▶ [SUPPLIED DATA]

□ □ □ □ □ □ □

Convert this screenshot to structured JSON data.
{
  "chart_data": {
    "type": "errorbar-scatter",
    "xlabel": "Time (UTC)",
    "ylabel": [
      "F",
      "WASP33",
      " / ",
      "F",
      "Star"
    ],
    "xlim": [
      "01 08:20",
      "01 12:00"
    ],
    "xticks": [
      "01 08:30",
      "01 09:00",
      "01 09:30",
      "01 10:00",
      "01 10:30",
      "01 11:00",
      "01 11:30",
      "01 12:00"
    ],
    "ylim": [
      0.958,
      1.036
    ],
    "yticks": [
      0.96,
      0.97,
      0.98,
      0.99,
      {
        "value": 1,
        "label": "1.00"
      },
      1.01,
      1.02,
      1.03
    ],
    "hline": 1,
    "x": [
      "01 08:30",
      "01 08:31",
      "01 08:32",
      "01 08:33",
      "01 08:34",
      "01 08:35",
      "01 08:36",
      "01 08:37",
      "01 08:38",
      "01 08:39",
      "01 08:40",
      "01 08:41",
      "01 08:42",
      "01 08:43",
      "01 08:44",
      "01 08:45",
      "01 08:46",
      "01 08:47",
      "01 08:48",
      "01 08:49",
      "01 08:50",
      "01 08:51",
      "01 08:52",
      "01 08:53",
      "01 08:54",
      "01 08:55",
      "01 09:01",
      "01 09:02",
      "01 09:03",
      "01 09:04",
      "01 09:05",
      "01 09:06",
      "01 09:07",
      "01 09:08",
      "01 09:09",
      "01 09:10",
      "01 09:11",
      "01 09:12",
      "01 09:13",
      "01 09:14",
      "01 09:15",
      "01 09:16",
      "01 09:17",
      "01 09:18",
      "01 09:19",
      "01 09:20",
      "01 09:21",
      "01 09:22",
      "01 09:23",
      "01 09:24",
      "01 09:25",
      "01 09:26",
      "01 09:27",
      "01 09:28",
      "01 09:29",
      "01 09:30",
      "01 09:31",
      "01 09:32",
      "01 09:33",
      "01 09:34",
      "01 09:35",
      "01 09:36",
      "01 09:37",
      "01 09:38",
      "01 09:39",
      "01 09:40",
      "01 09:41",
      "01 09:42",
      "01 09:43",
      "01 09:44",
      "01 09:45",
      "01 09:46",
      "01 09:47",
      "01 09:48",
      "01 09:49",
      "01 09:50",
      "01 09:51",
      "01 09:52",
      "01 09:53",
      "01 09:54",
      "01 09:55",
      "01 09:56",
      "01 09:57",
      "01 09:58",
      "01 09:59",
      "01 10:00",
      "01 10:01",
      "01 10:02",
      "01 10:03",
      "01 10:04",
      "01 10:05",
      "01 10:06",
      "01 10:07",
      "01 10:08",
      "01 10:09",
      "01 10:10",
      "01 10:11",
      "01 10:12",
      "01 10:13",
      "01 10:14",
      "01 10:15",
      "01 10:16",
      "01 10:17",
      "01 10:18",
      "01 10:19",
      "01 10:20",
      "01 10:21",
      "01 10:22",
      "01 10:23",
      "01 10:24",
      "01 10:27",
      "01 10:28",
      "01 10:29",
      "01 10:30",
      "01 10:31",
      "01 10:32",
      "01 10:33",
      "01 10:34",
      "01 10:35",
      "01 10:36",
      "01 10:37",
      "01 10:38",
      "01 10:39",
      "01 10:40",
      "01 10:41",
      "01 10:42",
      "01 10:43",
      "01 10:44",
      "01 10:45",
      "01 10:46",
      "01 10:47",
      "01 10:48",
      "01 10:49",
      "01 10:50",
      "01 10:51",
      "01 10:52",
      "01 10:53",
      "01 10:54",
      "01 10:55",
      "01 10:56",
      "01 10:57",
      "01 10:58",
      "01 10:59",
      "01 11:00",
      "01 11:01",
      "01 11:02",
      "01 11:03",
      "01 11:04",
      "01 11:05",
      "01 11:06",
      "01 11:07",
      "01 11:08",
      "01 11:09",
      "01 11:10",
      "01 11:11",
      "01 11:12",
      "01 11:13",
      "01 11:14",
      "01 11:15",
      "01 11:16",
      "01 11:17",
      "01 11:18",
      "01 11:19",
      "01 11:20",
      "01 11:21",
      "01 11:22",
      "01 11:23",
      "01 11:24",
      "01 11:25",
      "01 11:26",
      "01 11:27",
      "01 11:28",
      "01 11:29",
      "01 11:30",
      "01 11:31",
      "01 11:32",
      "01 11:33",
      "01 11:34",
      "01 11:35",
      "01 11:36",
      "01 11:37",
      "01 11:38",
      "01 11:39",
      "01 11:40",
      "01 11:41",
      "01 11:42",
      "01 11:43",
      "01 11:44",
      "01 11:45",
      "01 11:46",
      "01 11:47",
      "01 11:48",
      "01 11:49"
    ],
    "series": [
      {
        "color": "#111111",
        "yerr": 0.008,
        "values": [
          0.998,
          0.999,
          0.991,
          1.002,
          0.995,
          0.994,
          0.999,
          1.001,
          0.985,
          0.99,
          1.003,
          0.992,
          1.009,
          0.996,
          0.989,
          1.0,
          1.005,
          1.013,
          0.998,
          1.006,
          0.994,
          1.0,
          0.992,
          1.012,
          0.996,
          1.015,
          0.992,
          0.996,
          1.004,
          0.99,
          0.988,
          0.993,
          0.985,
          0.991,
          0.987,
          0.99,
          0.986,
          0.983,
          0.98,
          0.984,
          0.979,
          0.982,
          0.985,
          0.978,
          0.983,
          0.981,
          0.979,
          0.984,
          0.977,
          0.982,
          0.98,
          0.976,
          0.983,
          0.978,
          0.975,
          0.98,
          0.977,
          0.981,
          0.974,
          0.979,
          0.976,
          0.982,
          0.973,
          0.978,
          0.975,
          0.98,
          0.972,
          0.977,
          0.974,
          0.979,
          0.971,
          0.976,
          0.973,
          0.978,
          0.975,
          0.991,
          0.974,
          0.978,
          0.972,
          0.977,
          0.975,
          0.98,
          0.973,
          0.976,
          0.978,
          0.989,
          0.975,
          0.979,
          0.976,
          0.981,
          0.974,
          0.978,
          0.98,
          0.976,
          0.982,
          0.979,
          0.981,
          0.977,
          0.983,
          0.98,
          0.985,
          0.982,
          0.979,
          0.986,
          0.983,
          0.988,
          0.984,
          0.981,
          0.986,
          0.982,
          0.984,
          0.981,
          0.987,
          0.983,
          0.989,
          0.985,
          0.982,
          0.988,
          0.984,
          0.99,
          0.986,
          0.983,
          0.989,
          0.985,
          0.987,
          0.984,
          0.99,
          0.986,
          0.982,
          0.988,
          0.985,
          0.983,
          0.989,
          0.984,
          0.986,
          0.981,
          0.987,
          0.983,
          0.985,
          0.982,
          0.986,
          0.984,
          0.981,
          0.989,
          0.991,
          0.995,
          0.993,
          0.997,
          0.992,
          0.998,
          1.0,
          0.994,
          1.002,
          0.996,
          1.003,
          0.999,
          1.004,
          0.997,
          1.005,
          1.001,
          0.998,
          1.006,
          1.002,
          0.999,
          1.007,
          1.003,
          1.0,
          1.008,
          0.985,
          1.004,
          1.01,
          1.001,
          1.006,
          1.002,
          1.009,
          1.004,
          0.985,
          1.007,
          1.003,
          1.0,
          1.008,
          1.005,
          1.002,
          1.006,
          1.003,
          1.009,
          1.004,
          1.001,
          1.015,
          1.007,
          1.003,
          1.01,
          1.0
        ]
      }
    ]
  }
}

□ □ □ □ □ □ □

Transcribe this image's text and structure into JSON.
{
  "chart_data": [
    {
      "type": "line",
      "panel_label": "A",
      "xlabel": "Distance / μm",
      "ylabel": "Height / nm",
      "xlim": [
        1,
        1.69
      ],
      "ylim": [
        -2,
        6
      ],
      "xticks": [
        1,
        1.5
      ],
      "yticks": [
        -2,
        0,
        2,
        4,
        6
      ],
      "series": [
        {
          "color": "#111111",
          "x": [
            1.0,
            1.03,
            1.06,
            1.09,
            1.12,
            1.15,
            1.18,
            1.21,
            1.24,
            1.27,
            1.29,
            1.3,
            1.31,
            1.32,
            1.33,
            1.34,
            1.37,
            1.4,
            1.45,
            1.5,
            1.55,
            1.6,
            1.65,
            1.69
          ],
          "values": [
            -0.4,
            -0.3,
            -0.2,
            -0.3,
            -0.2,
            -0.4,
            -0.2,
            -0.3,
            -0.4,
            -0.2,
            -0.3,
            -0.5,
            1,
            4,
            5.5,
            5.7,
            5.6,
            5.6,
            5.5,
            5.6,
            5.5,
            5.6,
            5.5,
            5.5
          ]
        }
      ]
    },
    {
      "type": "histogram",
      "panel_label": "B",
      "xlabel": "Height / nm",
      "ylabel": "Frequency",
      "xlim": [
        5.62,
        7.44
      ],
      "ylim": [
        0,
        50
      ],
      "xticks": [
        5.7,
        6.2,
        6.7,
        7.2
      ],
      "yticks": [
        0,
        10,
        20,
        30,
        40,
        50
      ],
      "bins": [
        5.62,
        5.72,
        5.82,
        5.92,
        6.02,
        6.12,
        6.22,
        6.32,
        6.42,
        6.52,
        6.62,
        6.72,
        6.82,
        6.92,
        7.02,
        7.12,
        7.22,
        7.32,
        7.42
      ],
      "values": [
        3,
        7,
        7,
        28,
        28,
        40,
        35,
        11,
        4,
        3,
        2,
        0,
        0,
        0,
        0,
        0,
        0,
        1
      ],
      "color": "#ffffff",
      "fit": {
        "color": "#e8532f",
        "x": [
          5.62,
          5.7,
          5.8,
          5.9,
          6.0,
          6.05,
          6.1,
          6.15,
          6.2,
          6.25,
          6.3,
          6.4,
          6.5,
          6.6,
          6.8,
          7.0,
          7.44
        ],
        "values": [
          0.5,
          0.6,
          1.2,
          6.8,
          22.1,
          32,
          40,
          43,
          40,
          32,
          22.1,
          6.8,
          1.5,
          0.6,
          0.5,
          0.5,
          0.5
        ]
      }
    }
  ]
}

□ □ □ □ □ □ □

In the records above, find each line that holds the word "ylabel"; copy all such lines.

    "ylabel": [
      "ylabel": "Height / nm",
      "ylabel": "Frequency",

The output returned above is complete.